[Data entries]

-- Begin --

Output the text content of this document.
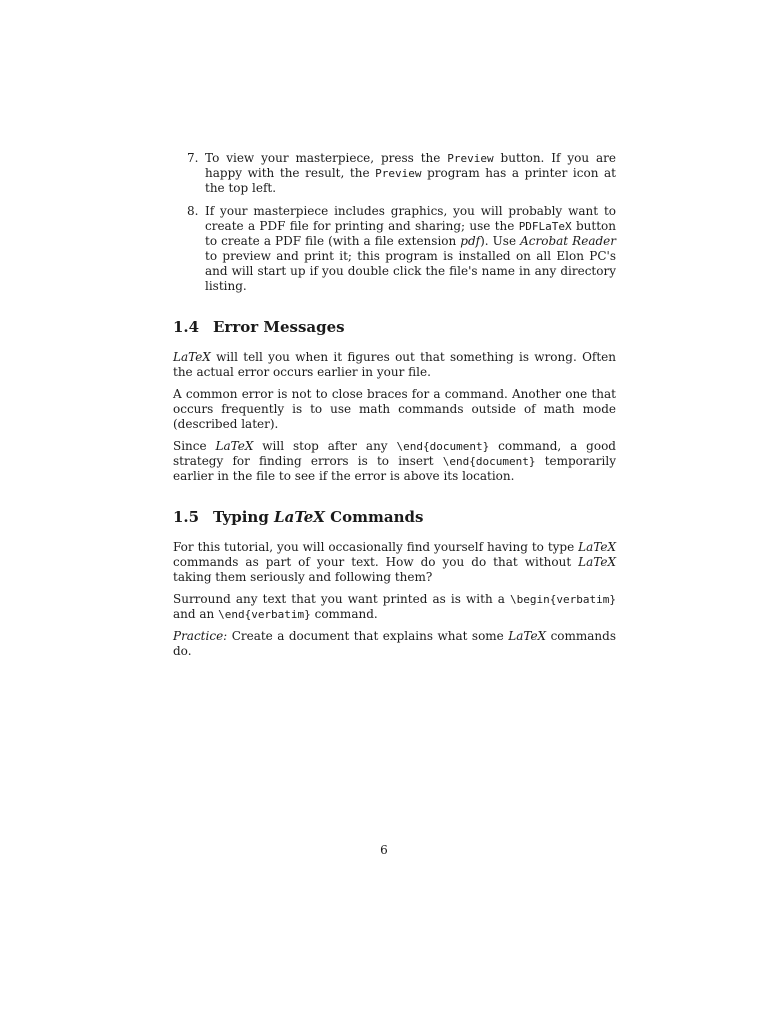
7. To view your masterpiece, press the Preview button. If you are happy with the result, the Preview program has a printer icon at the top left.
8. If your masterpiece includes graphics, you will probably want to create a PDF file for printing and sharing; use the PDFLaTeX button to create a PDF file (with a file extension pdf). Use Acrobat Reader to preview and print it; this program is installed on all Elon PC's and will start up if you double click the file's name in any directory listing.
1.4 Error Messages

LaTeX will tell you when it figures out that something is wrong. Often the actual error occurs earlier in your file.

A common error is not to close braces for a command. Another one that occurs frequently is to use math commands outside of math mode (described later).

Since LaTeX will stop after any \end{document} command, a good strategy for finding errors is to insert \end{document} temporarily earlier in the file to see if the error is above its location.

1.5 Typing LaTeX Commands

For this tutorial, you will occasionally find yourself having to type LaTeX commands as part of your text. How do you do that without LaTeX taking them seriously and following them?

Surround any text that you want printed as is with a \begin{verbatim} and an \end{verbatim} command.

Practice: Create a document that explains what some LaTeX commands do.

6
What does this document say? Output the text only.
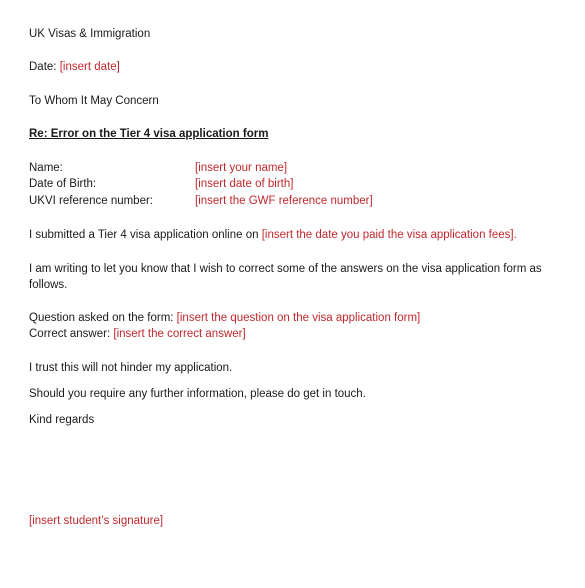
UK Visas & Immigration
Date: [insert date]
To Whom It May Concern
Re: Error on the Tier 4 visa application form
Name:	[insert your name]
Date of Birth:	[insert date of birth]
UKVI reference number:	[insert the GWF reference number]
I submitted a Tier 4 visa application online on [insert the date you paid the visa application fees].
I am writing to let you know that I wish to correct some of the answers on the visa application form as follows.
Question asked on the form: [insert the question on the visa application form]
Correct answer: [insert the correct answer]
I trust this will not hinder my application.
Should you require any further information, please do get in touch.
Kind regards
[insert student’s signature]
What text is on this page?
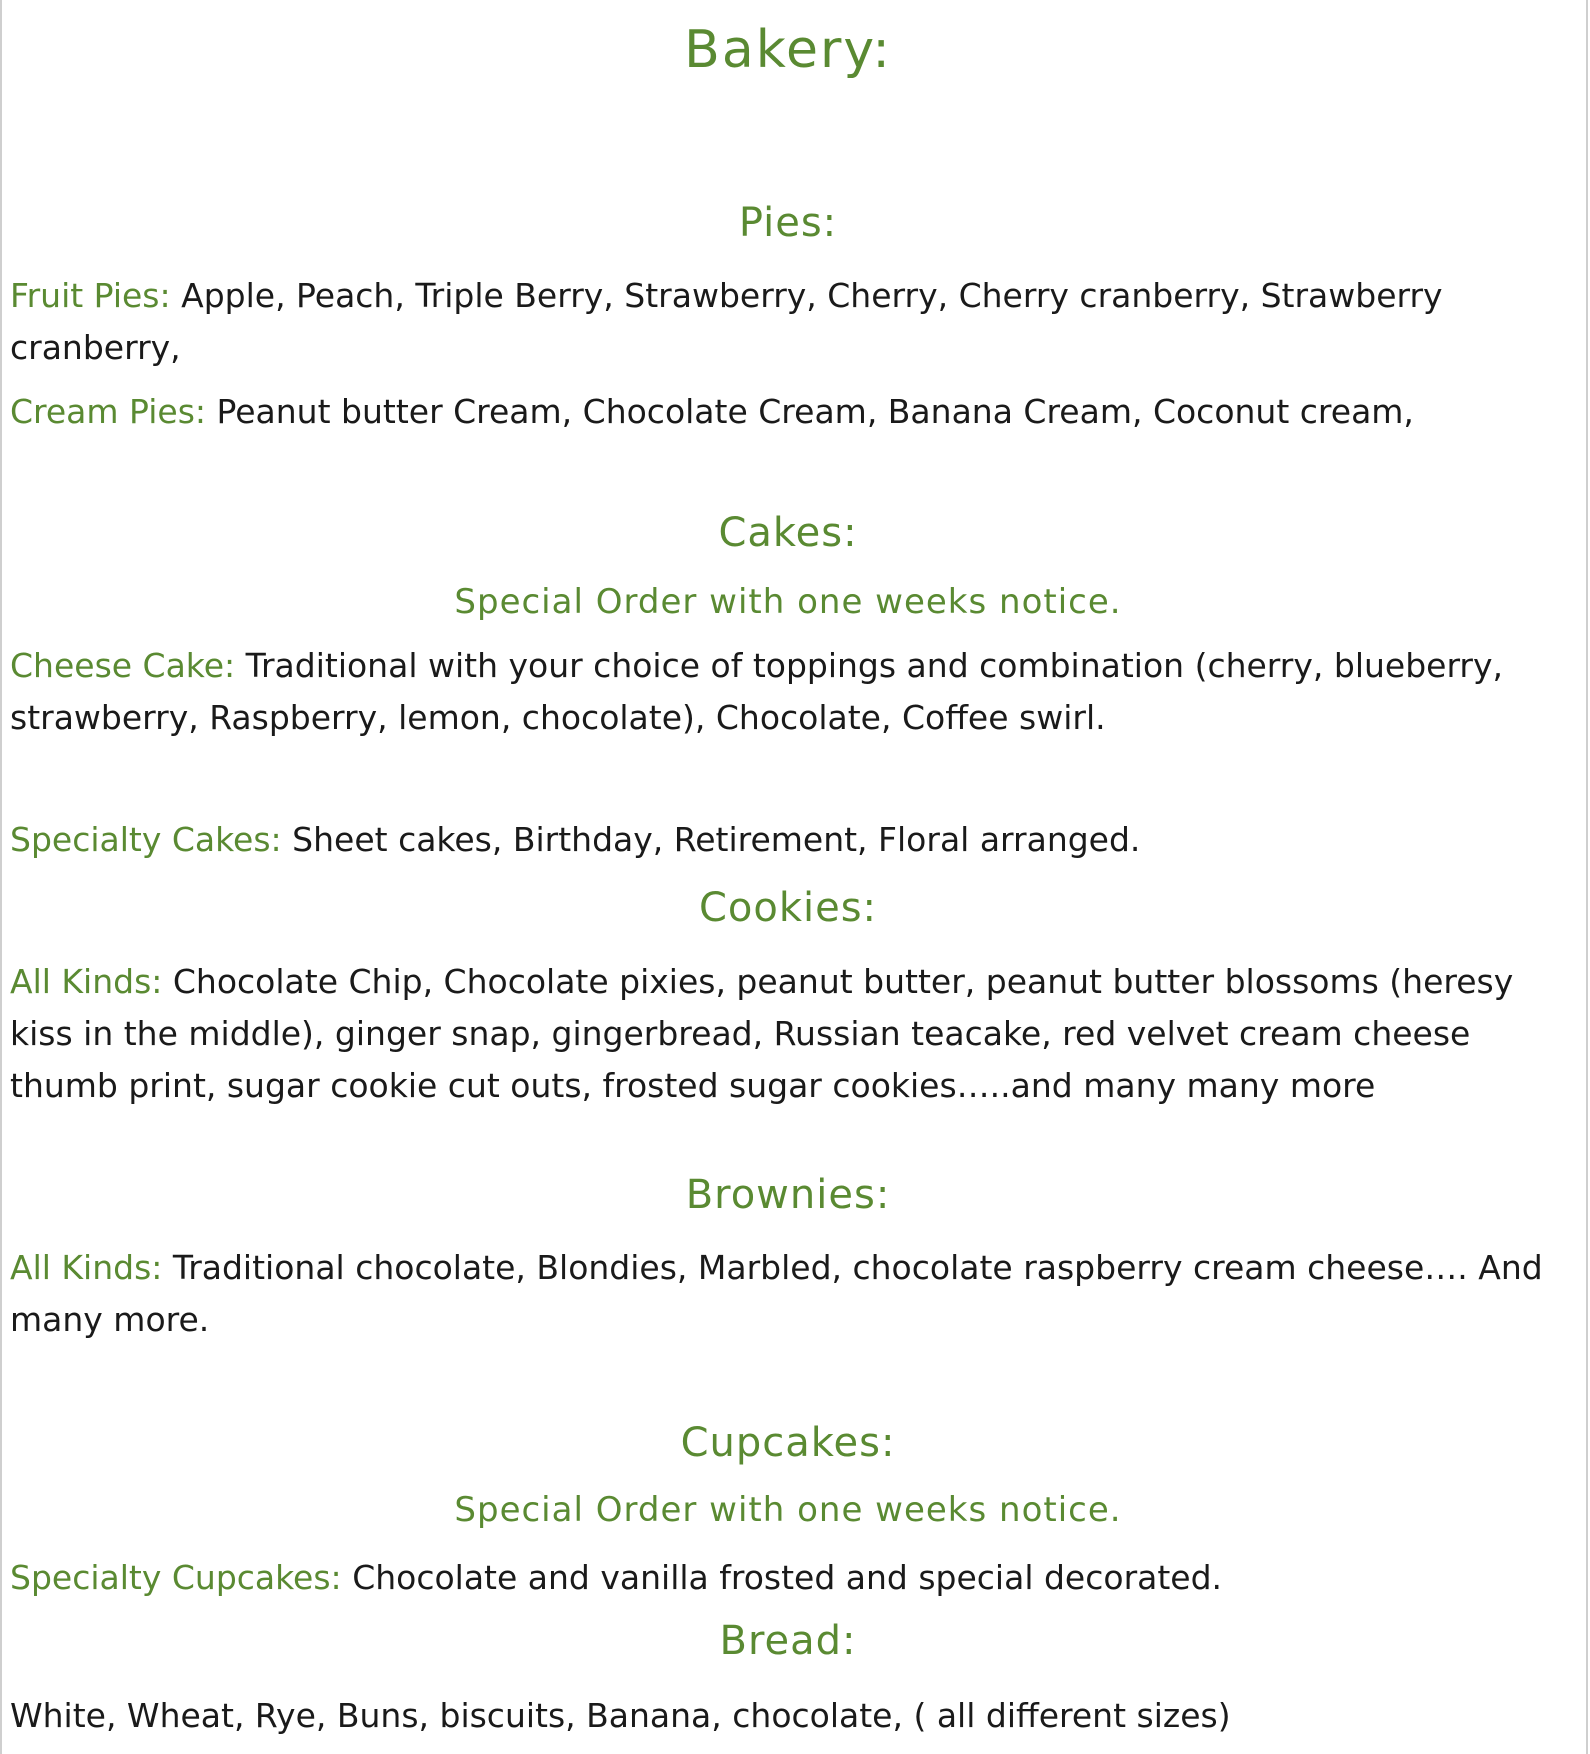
Bakery:
Pies:
Fruit Pies: Apple, Peach, Triple Berry, Strawberry, Cherry, Cherry cranberry, Strawberry cranberry,
Cream Pies: Peanut butter Cream, Chocolate Cream, Banana Cream, Coconut cream,
Cakes:
Special Order with one weeks notice.
Cheese Cake: Traditional with your choice of toppings and combination (cherry, blueberry, strawberry, Raspberry, lemon, chocolate), Chocolate, Coffee swirl.
Specialty Cakes: Sheet cakes, Birthday, Retirement, Floral arranged.
Cookies:
All Kinds: Chocolate Chip, Chocolate pixies, peanut butter, peanut butter blossoms (heresy kiss in the middle), ginger snap, gingerbread, Russian teacake, red velvet cream cheese thumb print, sugar cookie cut outs, frosted sugar cookies…..and many many more
Brownies:
All Kinds: Traditional chocolate, Blondies, Marbled, chocolate raspberry cream cheese…. And many more.
Cupcakes:
Special Order with one weeks notice.
Specialty Cupcakes: Chocolate and vanilla frosted and special decorated.
Bread:
White, Wheat, Rye, Buns, biscuits, Banana, chocolate, ( all different sizes)
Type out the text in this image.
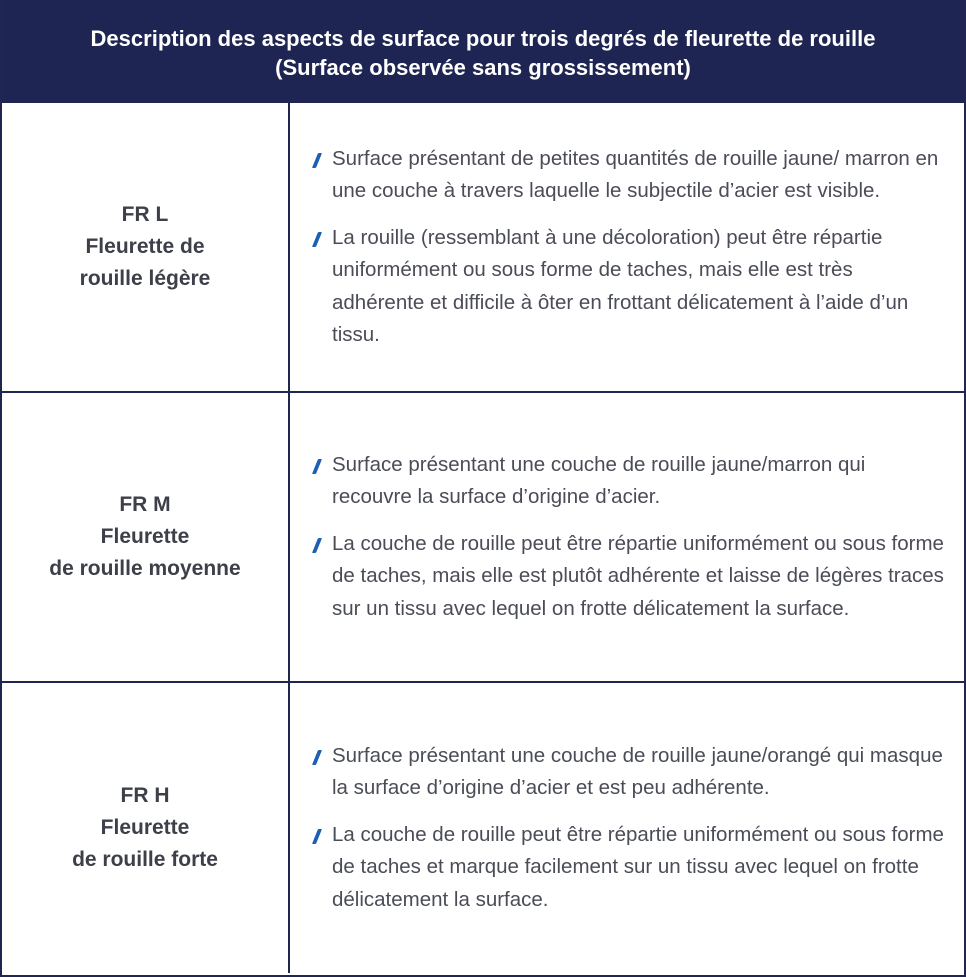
Description des aspects de surface pour trois degrés de fleurette de rouille
(Surface observée sans grossissement)
FR L
Fleurette de
rouille légère
Surface présentant de petites quantités de rouille jaune/ marron en une couche à travers laquelle le subjectile d’acier est visible.
La rouille (ressemblant à une décoloration) peut être répartie uniformément ou sous forme de taches, mais elle est très adhérente et difficile à ôter en frottant délicatement à l’aide d’un tissu.
FR M
Fleurette
de rouille moyenne
Surface présentant une couche de rouille jaune/marron qui recouvre la surface d’origine d’acier.
La couche de rouille peut être répartie uniformément ou sous forme de taches, mais elle est plutôt adhérente et laisse de légères traces sur un tissu avec lequel on frotte délicatement la surface.
FR H
Fleurette
de rouille forte
Surface présentant une couche de rouille jaune/orangé qui masque la surface d’origine d’acier et est peu adhérente.
La couche de rouille peut être répartie uniformément ou sous forme de taches et marque facilement sur un tissu avec lequel on frotte délicatement la surface.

-- End --

▶ **PROMPT**:
List the lines of the records where "Pies" occurs.

▶ **FINISHED TASK**:
Pies:
Fruit Pies: Apple, Peach, Triple Berry, Strawberry, Cherry, Cherry cranberry, Strawberry cranberry,
Cream Pies: Peanut butter Cream, Chocolate Cream, Banana Cream, Coconut cream,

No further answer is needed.